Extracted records
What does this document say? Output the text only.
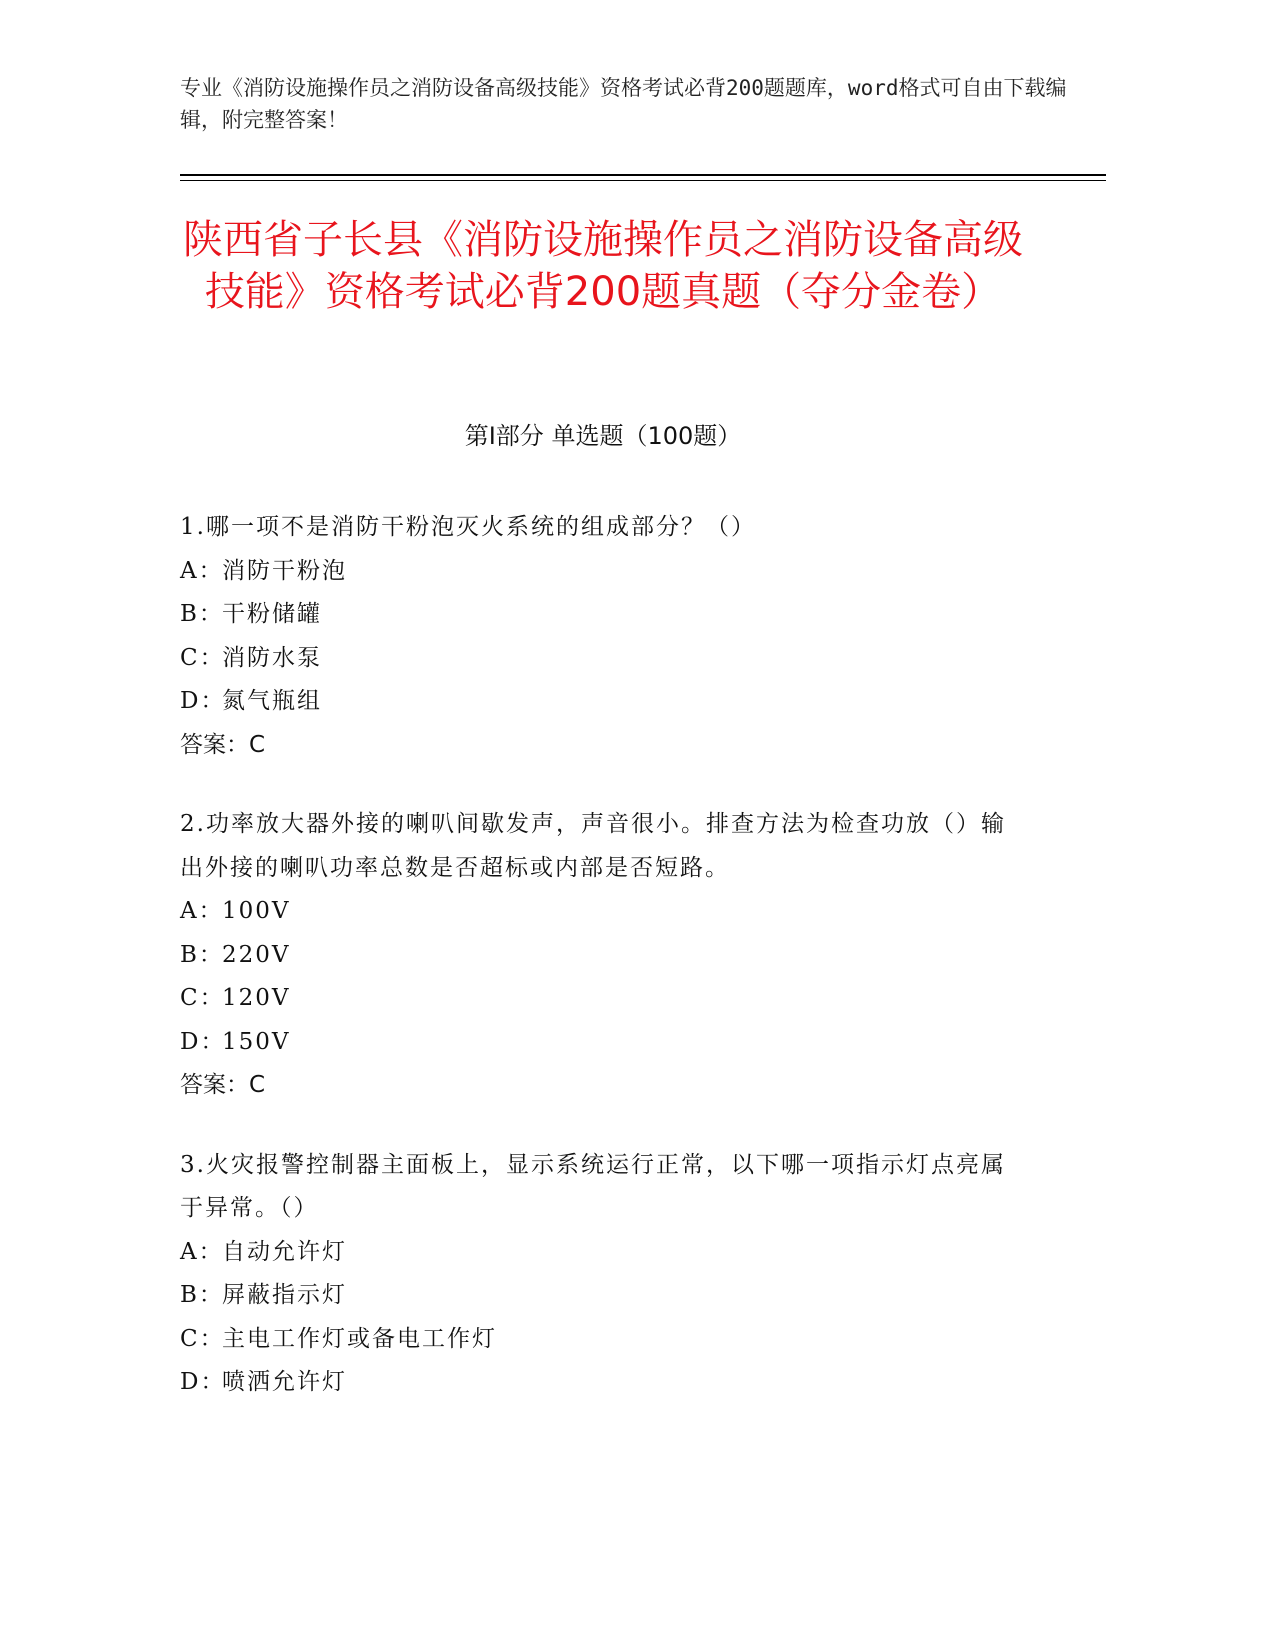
专业《消防设施操作员之消防设备高级技能》资格考试必背200题题库，word格式可自由下载编辑，附完整答案！
陕西省子长县《消防设施操作员之消防设备高级技能》资格考试必背200题真题（夺分金卷）
第Ⅰ部分 单选题（100题）
1.哪一项不是消防干粉泡灭火系统的组成部分？（）
A：消防干粉泡
B：干粉储罐
C：消防水泵
D：氮气瓶组
答案：C
2.功率放大器外接的喇叭间歇发声，声音很小。排查方法为检查功放（）输出外接的喇叭功率总数是否超标或内部是否短路。
A：100V
B：220V
C：120V
D：150V
答案：C
3.火灾报警控制器主面板上，显示系统运行正常，以下哪一项指示灯点亮属于异常。（）
A：自动允许灯
B：屏蔽指示灯
C：主电工作灯或备电工作灯
D：喷洒允许灯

→ AIM OF THE EXERCISE:
Tally the lines of the records holding the word "消防设施操作员之消防设备高级技能", then give only the resulting number.

→ RESULT OF THE EXERCISE:
2